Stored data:
⟨
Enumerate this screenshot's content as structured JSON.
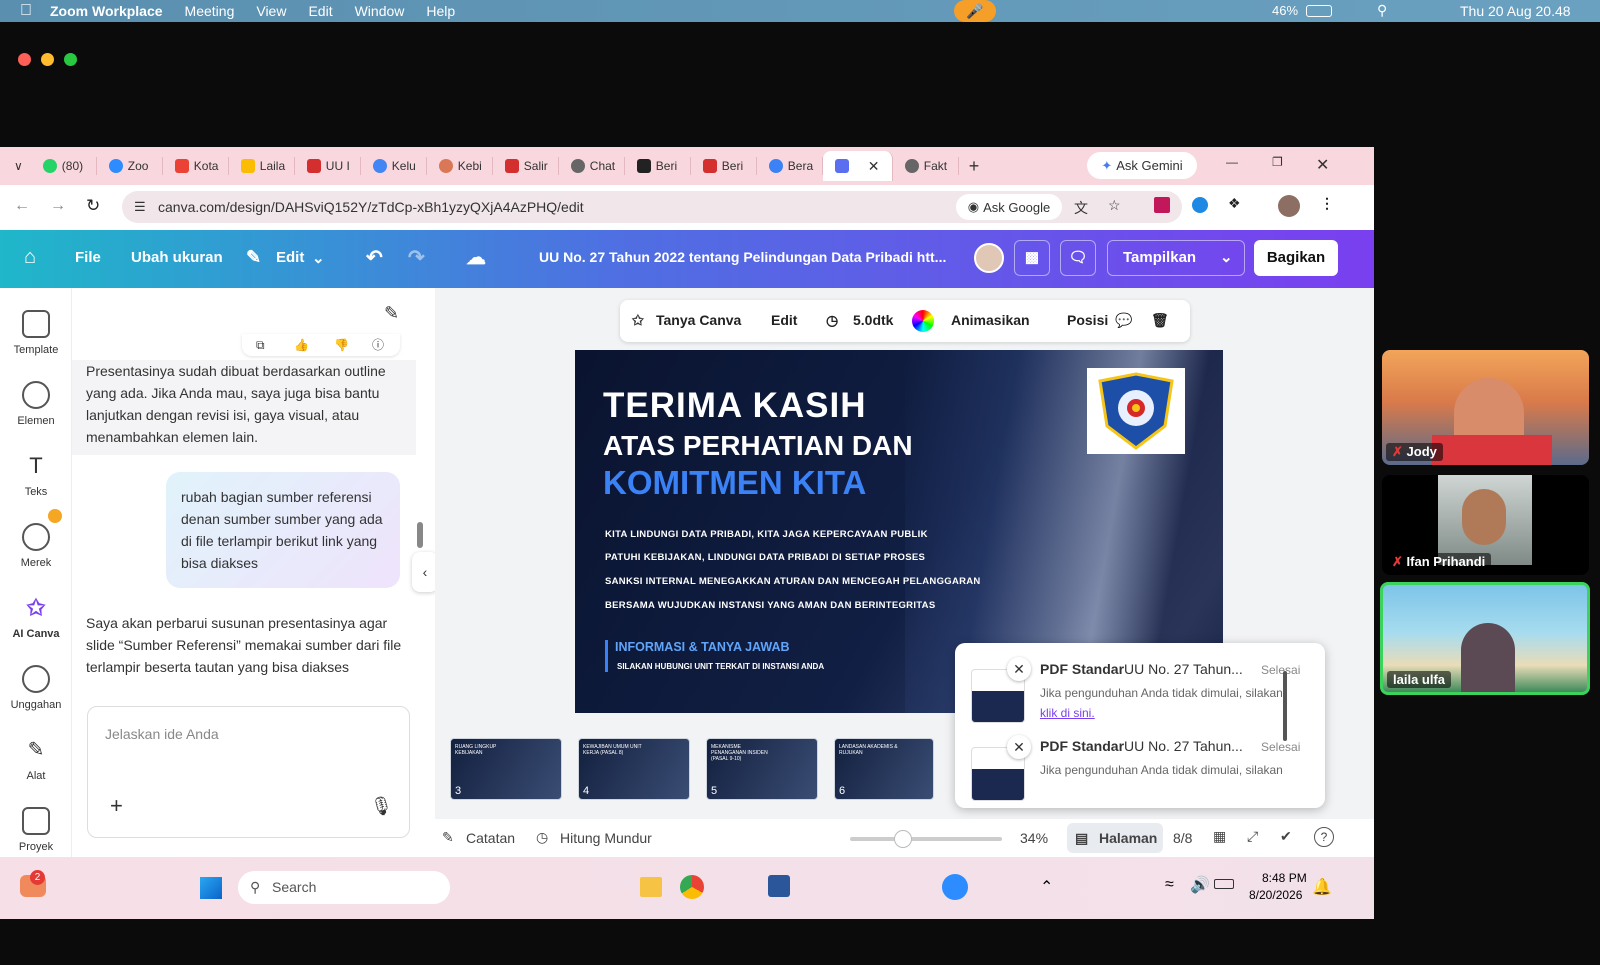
{
  "macbar": {
    "app_name": "Zoom Workplace",
    "menus": [
      "Meeting",
      "View",
      "Edit",
      "Window",
      "Help"
    ],
    "battery": "46%",
    "clock": "Thu 20 Aug  20.48"
  },
  "browser": {
    "tabs": [
      "(80)",
      "Zoo",
      "Kota",
      "Laila",
      "UU I",
      "Kelu",
      "Kebi",
      "Salir",
      "Chat",
      "Beri",
      "Beri",
      "Bera",
      "",
      "Fakt"
    ],
    "ask_gemini": "Ask Gemini",
    "url": "canva.com/design/DAHSviQ152Y/zTdCp-xBh1yzyQXjA4AzPHQ/edit",
    "ask_google": "Ask Google"
  },
  "canva_header": {
    "file": "File",
    "resize": "Ubah ukuran",
    "edit": "Edit",
    "doc_title": "UU No. 27 Tahun 2022 tentang Pelindungan Data Pribadi htt...",
    "present": "Tampilkan",
    "share": "Bagikan"
  },
  "left_nav": [
    "Template",
    "Elemen",
    "Teks",
    "Merek",
    "AI Canva",
    "Unggahan",
    "Alat",
    "Proyek"
  ],
  "chat": {
    "assistant_msg_1": "Presentasinya sudah dibuat berdasarkan outline yang ada. Jika Anda mau, saya juga bisa bantu lanjutkan dengan revisi isi, gaya visual, atau menambahkan elemen lain.",
    "user_msg": "rubah bagian sumber referensi denan sumber sumber yang ada di file terlampir berikut link yang bisa diakses",
    "assistant_msg_2": "Saya akan perbarui susunan presentasinya agar slide “Sumber Referensi” memakai sumber dari file terlampir beserta tautan yang bisa diakses",
    "input_placeholder": "Jelaskan ide Anda"
  },
  "canvas_toolbar": {
    "ask_canva": "Tanya Canva",
    "edit": "Edit",
    "duration": "5.0dtk",
    "animate": "Animasikan",
    "position": "Posisi"
  },
  "slide": {
    "title1": "TERIMA KASIH",
    "title2": "ATAS PERHATIAN DAN",
    "title3": "KOMITMEN KITA",
    "bullets": [
      "KITA LINDUNGI DATA PRIBADI, KITA JAGA KEPERCAYAAN PUBLIK",
      "PATUHI KEBIJAKAN, LINDUNGI DATA PRIBADI DI SETIAP PROSES",
      "SANKSI INTERNAL MENEGAKKAN ATURAN DAN MENCEGAH PELANGGARAN",
      "BERSAMA WUJUDKAN INSTANSI YANG AMAN DAN BERINTEGRITAS"
    ],
    "info_title": "INFORMASI & TANYA JAWAB",
    "info_sub": "SILAKAN HUBUNGI UNIT TERKAIT DI INSTANSI ANDA",
    "logo_text": "UNIVERSITAS RESPATI INDONESIA URINDO"
  },
  "thumbnails": [
    {
      "num": "3",
      "label": "RUANG LINGKUP KEBIJAKAN"
    },
    {
      "num": "4",
      "label": "KEWAJIBAN UMUM UNIT KERJA (PASAL 8)"
    },
    {
      "num": "5",
      "label": "MEKANISME PENANGANAN INSIDEN (PASAL 9-10)"
    },
    {
      "num": "6",
      "label": "LANDASAN AKADEMIS & RUJUKAN"
    }
  ],
  "downloads": [
    {
      "title": "PDF Standar",
      "file": "UU No. 27 Tahun...",
      "status": "Selesai",
      "msg": "Jika pengunduhan Anda tidak dimulai, silakan",
      "link": "klik di sini."
    },
    {
      "title": "PDF Standar",
      "file": "UU No. 27 Tahun...",
      "status": "Selesai",
      "msg": "Jika pengunduhan Anda tidak dimulai, silakan",
      "link": ""
    }
  ],
  "bottom_bar": {
    "notes": "Catatan",
    "timer": "Hitung Mundur",
    "zoom": "34%",
    "pages": "Halaman",
    "page_count": "8/8"
  },
  "taskbar": {
    "search": "Search",
    "notif_count": "2",
    "time": "8:48 PM",
    "date": "8/20/2026"
  },
  "participants": [
    "Jody",
    "Ifan Prihandi",
    "laila ulfa"
  ],
  "colors": {
    "canva_gradient_start": "#1fb7c9",
    "canva_gradient_end": "#7a3ff0",
    "accent_blue": "#3b82f6",
    "active_speaker": "#3cd35c"
  }
}
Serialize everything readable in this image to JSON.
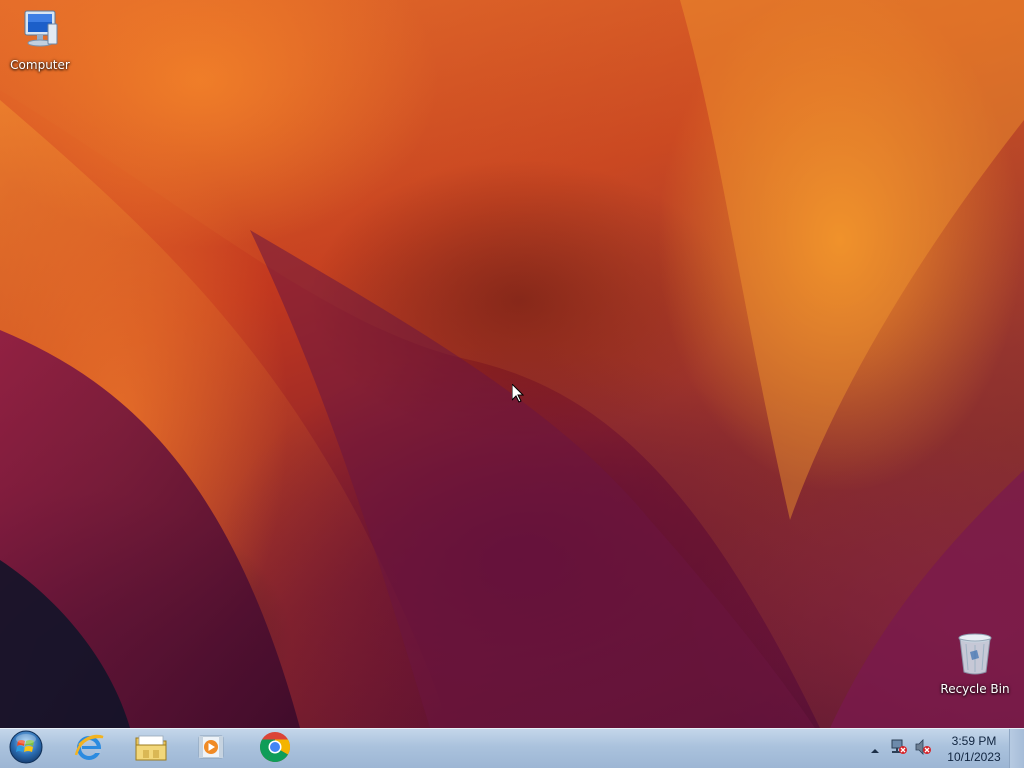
{
  "desktop": {
    "icons": [
      {
        "label": "Computer",
        "icon": "computer-icon"
      },
      {
        "label": "Recycle Bin",
        "icon": "recycle-bin-icon"
      }
    ],
    "wallpaper_colors": [
      "#e66b2a",
      "#c2381f",
      "#7a1b2e",
      "#4b0d33",
      "#f5962a"
    ]
  },
  "taskbar": {
    "start": {
      "icon": "windows-start-icon"
    },
    "pinned": [
      {
        "icon": "internet-explorer-icon"
      },
      {
        "icon": "file-explorer-icon"
      },
      {
        "icon": "media-player-icon"
      },
      {
        "icon": "chrome-icon"
      }
    ],
    "tray": {
      "icons": [
        "show-hidden-icons-arrow",
        "network-disconnected-icon",
        "volume-muted-icon"
      ],
      "time": "3:59 PM",
      "date": "10/1/2023"
    }
  }
}
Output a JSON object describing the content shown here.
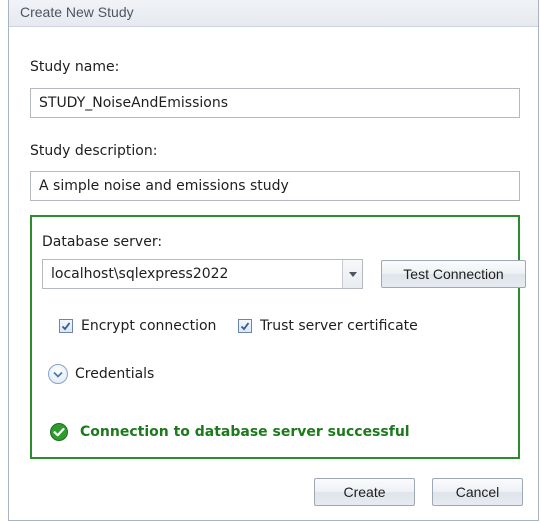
{
  "window": {
    "title": "Create New Study"
  },
  "study_name": {
    "label": "Study name:",
    "value": "STUDY_NoiseAndEmissions"
  },
  "study_description": {
    "label": "Study description:",
    "value": "A simple noise and emissions study"
  },
  "database": {
    "label": "Database server:",
    "server_value": "localhost\\sqlexpress2022",
    "test_button": "Test Connection",
    "encrypt": {
      "label": "Encrypt connection",
      "checked": true
    },
    "trust_cert": {
      "label": "Trust server certificate",
      "checked": true
    },
    "credentials_label": "Credentials",
    "status_text": "Connection to database server successful",
    "status_color": "#1c7a1c",
    "status_icon": "check-circle-icon"
  },
  "footer": {
    "create_label": "Create",
    "cancel_label": "Cancel"
  },
  "colors": {
    "group_border": "#2a8c2a",
    "accent": "#4a78b4"
  }
}
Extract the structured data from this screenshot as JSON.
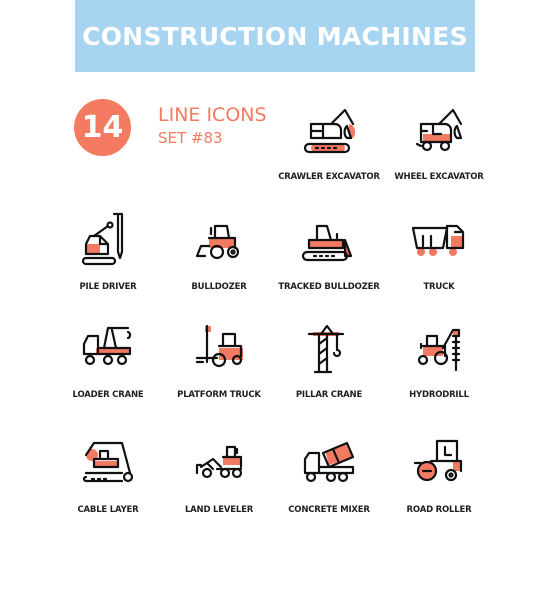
{
  "header": {
    "title": "CONSTRUCTION MACHINES"
  },
  "badge": {
    "count": "14",
    "title": "LINE ICONS",
    "subtitle": "SET #83"
  },
  "colors": {
    "banner": "#a6d4f1",
    "accent": "#f47a62",
    "line": "#111111",
    "text": "#1f1f1f"
  },
  "icons": [
    {
      "label": "CRAWLER EXCAVATOR",
      "icon": "crawler-excavator-icon"
    },
    {
      "label": "WHEEL EXCAVATOR",
      "icon": "wheel-excavator-icon"
    },
    {
      "label": "PILE DRIVER",
      "icon": "pile-driver-icon"
    },
    {
      "label": "BULLDOZER",
      "icon": "bulldozer-icon"
    },
    {
      "label": "TRACKED BULLDOZER",
      "icon": "tracked-bulldozer-icon"
    },
    {
      "label": "TRUCK",
      "icon": "truck-icon"
    },
    {
      "label": "LOADER CRANE",
      "icon": "loader-crane-icon"
    },
    {
      "label": "PLATFORM TRUCK",
      "icon": "platform-truck-icon"
    },
    {
      "label": "PILLAR CRANE",
      "icon": "pillar-crane-icon"
    },
    {
      "label": "HYDRODRILL",
      "icon": "hydrodrill-icon"
    },
    {
      "label": "CABLE LAYER",
      "icon": "cable-layer-icon"
    },
    {
      "label": "LAND LEVELER",
      "icon": "land-leveler-icon"
    },
    {
      "label": "CONCRETE MIXER",
      "icon": "concrete-mixer-icon"
    },
    {
      "label": "ROAD ROLLER",
      "icon": "road-roller-icon"
    }
  ]
}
⟩
#### [Exercise]
Return the material exactly as given, apart from the pictures.

#### [Result of the task]
Enumerate this screenshot's content as structured JSON.
{
  "macbar": {
    "app_name": "Zoom Workplace",
    "menus": [
      "Meeting",
      "View",
      "Edit",
      "Window",
      "Help"
    ],
    "battery": "46%",
    "clock": "Thu 20 Aug  20.48"
  },
  "browser": {
    "tabs": [
      "(80)",
      "Zoo",
      "Kota",
      "Laila",
      "UU I",
      "Kelu",
      "Kebi",
      "Salir",
      "Chat",
      "Beri",
      "Beri",
      "Bera",
      "",
      "Fakt"
    ],
    "ask_gemini": "Ask Gemini",
    "url": "canva.com/design/DAHSviQ152Y/zTdCp-xBh1yzyQXjA4AzPHQ/edit",
    "ask_google": "Ask Google"
  },
  "canva_header": {
    "file": "File",
    "resize": "Ubah ukuran",
    "edit": "Edit",
    "doc_title": "UU No. 27 Tahun 2022 tentang Pelindungan Data Pribadi htt...",
    "present": "Tampilkan",
    "share": "Bagikan"
  },
  "left_nav": [
    "Template",
    "Elemen",
    "Teks",
    "Merek",
    "AI Canva",
    "Unggahan",
    "Alat",
    "Proyek"
  ],
  "chat": {
    "assistant_msg_1": "Presentasinya sudah dibuat berdasarkan outline yang ada. Jika Anda mau, saya juga bisa bantu lanjutkan dengan revisi isi, gaya visual, atau menambahkan elemen lain.",
    "user_msg": "rubah bagian sumber referensi denan sumber sumber yang ada di file terlampir berikut link yang bisa diakses",
    "assistant_msg_2": "Saya akan perbarui susunan presentasinya agar slide “Sumber Referensi” memakai sumber dari file terlampir beserta tautan yang bisa diakses",
    "input_placeholder": "Jelaskan ide Anda"
  },
  "canvas_toolbar": {
    "ask_canva": "Tanya Canva",
    "edit": "Edit",
    "duration": "5.0dtk",
    "animate": "Animasikan",
    "position": "Posisi"
  },
  "slide": {
    "title1": "TERIMA KASIH",
    "title2": "ATAS PERHATIAN DAN",
    "title3": "KOMITMEN KITA",
    "bullets": [
      "KITA LINDUNGI DATA PRIBADI, KITA JAGA KEPERCAYAAN PUBLIK",
      "PATUHI KEBIJAKAN, LINDUNGI DATA PRIBADI DI SETIAP PROSES",
      "SANKSI INTERNAL MENEGAKKAN ATURAN DAN MENCEGAH PELANGGARAN",
      "BERSAMA WUJUDKAN INSTANSI YANG AMAN DAN BERINTEGRITAS"
    ],
    "info_title": "INFORMASI & TANYA JAWAB",
    "info_sub": "SILAKAN HUBUNGI UNIT TERKAIT DI INSTANSI ANDA",
    "logo_text": "UNIVERSITAS RESPATI INDONESIA URINDO"
  },
  "thumbnails": [
    {
      "num": "3",
      "label": "RUANG LINGKUP KEBIJAKAN"
    },
    {
      "num": "4",
      "label": "KEWAJIBAN UMUM UNIT KERJA (PASAL 8)"
    },
    {
      "num": "5",
      "label": "MEKANISME PENANGANAN INSIDEN (PASAL 9-10)"
    },
    {
      "num": "6",
      "label": "LANDASAN AKADEMIS & RUJUKAN"
    }
  ],
  "downloads": [
    {
      "title": "PDF Standar",
      "file": "UU No. 27 Tahun...",
      "status": "Selesai",
      "msg": "Jika pengunduhan Anda tidak dimulai, silakan",
      "link": "klik di sini."
    },
    {
      "title": "PDF Standar",
      "file": "UU No. 27 Tahun...",
      "status": "Selesai",
      "msg": "Jika pengunduhan Anda tidak dimulai, silakan",
      "link": ""
    }
  ],
  "bottom_bar": {
    "notes": "Catatan",
    "timer": "Hitung Mundur",
    "zoom": "34%",
    "pages": "Halaman",
    "page_count": "8/8"
  },
  "taskbar": {
    "search": "Search",
    "notif_count": "2",
    "time": "8:48 PM",
    "date": "8/20/2026"
  },
  "participants": [
    "Jody",
    "Ifan Prihandi",
    "laila ulfa"
  ],
  "colors": {
    "canva_gradient_start": "#1fb7c9",
    "canva_gradient_end": "#7a3ff0",
    "accent_blue": "#3b82f6",
    "active_speaker": "#3cd35c"
  }
}
Serialize everything readable in this image to JSON.
{
  "desktop": {
    "icons": [
      {
        "label": "Computer",
        "icon": "computer-icon"
      },
      {
        "label": "Recycle Bin",
        "icon": "recycle-bin-icon"
      }
    ],
    "wallpaper_colors": [
      "#e66b2a",
      "#c2381f",
      "#7a1b2e",
      "#4b0d33",
      "#f5962a"
    ]
  },
  "taskbar": {
    "start": {
      "icon": "windows-start-icon"
    },
    "pinned": [
      {
        "icon": "internet-explorer-icon"
      },
      {
        "icon": "file-explorer-icon"
      },
      {
        "icon": "media-player-icon"
      },
      {
        "icon": "chrome-icon"
      }
    ],
    "tray": {
      "icons": [
        "show-hidden-icons-arrow",
        "network-disconnected-icon",
        "volume-muted-icon"
      ],
      "time": "3:59 PM",
      "date": "10/1/2023"
    }
  }
}
Output a JSON object describing the content shown here.
{
  "window": {
    "title": "Create New Study"
  },
  "study_name": {
    "label": "Study name:",
    "value": "STUDY_NoiseAndEmissions"
  },
  "study_description": {
    "label": "Study description:",
    "value": "A simple noise and emissions study"
  },
  "database": {
    "label": "Database server:",
    "server_value": "localhost\\sqlexpress2022",
    "test_button": "Test Connection",
    "encrypt": {
      "label": "Encrypt connection",
      "checked": true
    },
    "trust_cert": {
      "label": "Trust server certificate",
      "checked": true
    },
    "credentials_label": "Credentials",
    "status_text": "Connection to database server successful",
    "status_color": "#1c7a1c",
    "status_icon": "check-circle-icon"
  },
  "footer": {
    "create_label": "Create",
    "cancel_label": "Cancel"
  },
  "colors": {
    "group_border": "#2a8c2a",
    "accent": "#4a78b4"
  }
}
Extract the structured data from this screenshot as JSON.
{
  "header": {
    "title": "CONSTRUCTION MACHINES"
  },
  "badge": {
    "count": "14",
    "title": "LINE ICONS",
    "subtitle": "SET #83"
  },
  "colors": {
    "banner": "#a6d4f1",
    "accent": "#f47a62",
    "line": "#111111",
    "text": "#1f1f1f"
  },
  "icons": [
    {
      "label": "CRAWLER EXCAVATOR",
      "icon": "crawler-excavator-icon"
    },
    {
      "label": "WHEEL EXCAVATOR",
      "icon": "wheel-excavator-icon"
    },
    {
      "label": "PILE DRIVER",
      "icon": "pile-driver-icon"
    },
    {
      "label": "BULLDOZER",
      "icon": "bulldozer-icon"
    },
    {
      "label": "TRACKED BULLDOZER",
      "icon": "tracked-bulldozer-icon"
    },
    {
      "label": "TRUCK",
      "icon": "truck-icon"
    },
    {
      "label": "LOADER CRANE",
      "icon": "loader-crane-icon"
    },
    {
      "label": "PLATFORM TRUCK",
      "icon": "platform-truck-icon"
    },
    {
      "label": "PILLAR CRANE",
      "icon": "pillar-crane-icon"
    },
    {
      "label": "HYDRODRILL",
      "icon": "hydrodrill-icon"
    },
    {
      "label": "CABLE LAYER",
      "icon": "cable-layer-icon"
    },
    {
      "label": "LAND LEVELER",
      "icon": "land-leveler-icon"
    },
    {
      "label": "CONCRETE MIXER",
      "icon": "concrete-mixer-icon"
    },
    {
      "label": "ROAD ROLLER",
      "icon": "road-roller-icon"
    }
  ]
}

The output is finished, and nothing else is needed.